=== THE PROBLEM ===
Copy the data that follows exactly. Include no pictures.

=== DATA FOR THE TASK ===
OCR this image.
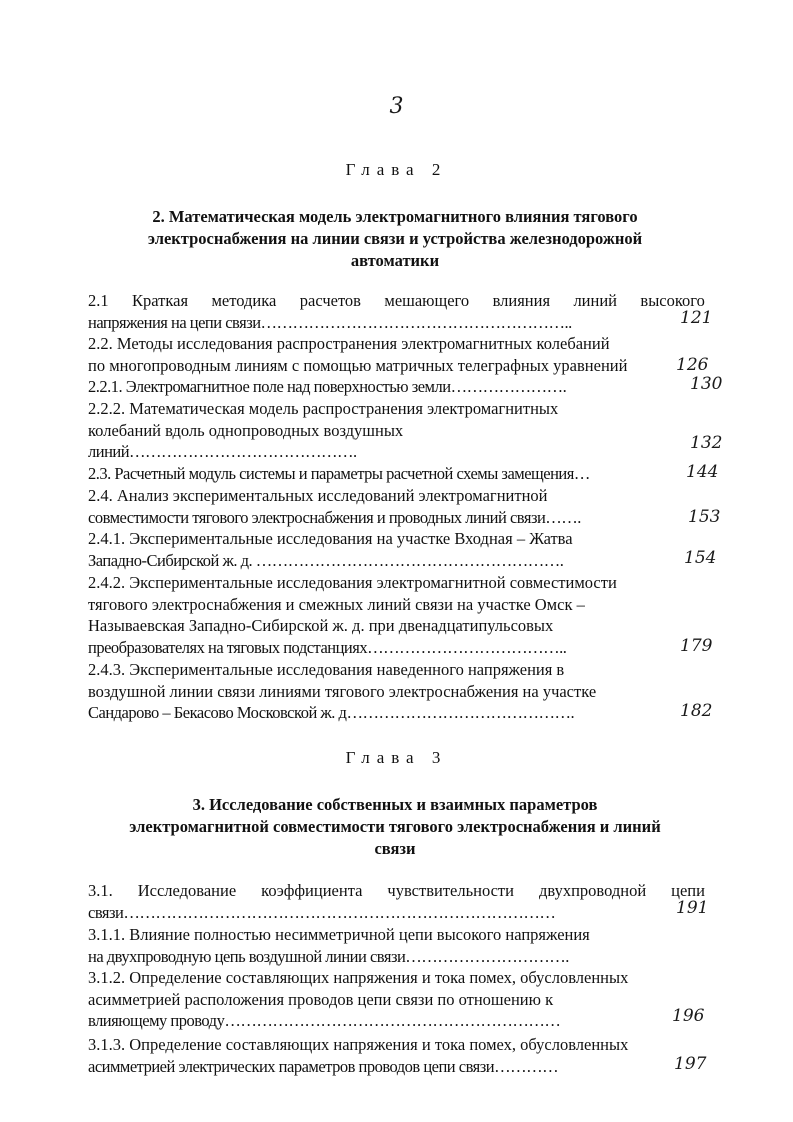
3
Глава 2
2. Математическая модель электромагнитного влияния тягового
электроснабжения на линии связи и устройства железнодорожной
автоматики
2.1 Краткая методика расчетов мешающего влияния линий высокого
напряжения на цепи связи…………………………………………………..	121
2.2. Методы исследования распространения электромагнитных колебаний
по многопроводным линиям с помощью матричных телеграфных уравнений	126
2.2.1. Электромагнитное поле над поверхностью земли………………….	130
2.2.2. Математическая модель распространения электромагнитных
колебаний вдоль однопроводных воздушных
линий…………………………………….	132
2.3. Расчетный модуль системы и параметры расчетной схемы замещения…	144
2.4. Анализ экспериментальных исследований электромагнитной
совместимости тягового электроснабжения и проводных линий связи…….	153
2.4.1. Экспериментальные исследования на участке Входная – Жатва
Западно-Сибирской ж. д. ………………………………………………….	154
2.4.2. Экспериментальные исследования электромагнитной совместимости
тягового электроснабжения и смежных линий связи на участке Омск –
Называевская Западно-Сибирской ж. д. при двенадцатипульсовых
преобразователях на тяговых подстанциях………………………………..	179
2.4.3. Экспериментальные исследования наведенного напряжения в
воздушной линии связи линиями тягового электроснабжения на участке
Сандарово – Бекасово Московской ж. д…………………………………….	182
Глава 3
3. Исследование собственных и взаимных параметров
электромагнитной совместимости тягового электроснабжения и линий
связи
3.1. Исследование коэффициента чувствительности двухпроводной цепи
связи………………………………………………………………………	191
3.1.1. Влияние полностью несимметричной цепи высокого напряжения
на двухпроводную цепь воздушной линии связи………………………….
3.1.2. Определение составляющих напряжения и тока помех, обусловленных
асимметрией расположения проводов цепи связи по отношению к
влияющему проводу………………………………………………………	196
3.1.3. Определение составляющих напряжения и тока помех, обусловленных
асимметрией электрических параметров проводов цепи связи…………	197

=== THE ANSWER ===
OCR this image.
3
Глава 2
2. Математическая модель электромагнитного влияния тягового
электроснабжения на линии связи и устройства железнодорожной
автоматики
2.1 Краткая методика расчетов мешающего влияния линий высокого
напряжения на цепи связи…………………………………………………..	121
2.2. Методы исследования распространения электромагнитных колебаний
по многопроводным линиям с помощью матричных телеграфных уравнений	126
2.2.1. Электромагнитное поле над поверхностью земли………………….	130
2.2.2. Математическая модель распространения электромагнитных
колебаний вдоль однопроводных воздушных
линий…………………………………….	132
2.3. Расчетный модуль системы и параметры расчетной схемы замещения…	144
2.4. Анализ экспериментальных исследований электромагнитной
совместимости тягового электроснабжения и проводных линий связи…….	153
2.4.1. Экспериментальные исследования на участке Входная – Жатва
Западно-Сибирской ж. д. ………………………………………………….	154
2.4.2. Экспериментальные исследования электромагнитной совместимости
тягового электроснабжения и смежных линий связи на участке Омск –
Называевская Западно-Сибирской ж. д. при двенадцатипульсовых
преобразователях на тяговых подстанциях………………………………..	179
2.4.3. Экспериментальные исследования наведенного напряжения в
воздушной линии связи линиями тягового электроснабжения на участке
Сандарово – Бекасово Московской ж. д…………………………………….	182
Глава 3
3. Исследование собственных и взаимных параметров
электромагнитной совместимости тягового электроснабжения и линий
связи
3.1. Исследование коэффициента чувствительности двухпроводной цепи
связи………………………………………………………………………	191
3.1.1. Влияние полностью несимметричной цепи высокого напряжения
на двухпроводную цепь воздушной линии связи………………………….
3.1.2. Определение составляющих напряжения и тока помех, обусловленных
асимметрией расположения проводов цепи связи по отношению к
влияющему проводу………………………………………………………	196
3.1.3. Определение составляющих напряжения и тока помех, обусловленных
асимметрией электрических параметров проводов цепи связи…………	197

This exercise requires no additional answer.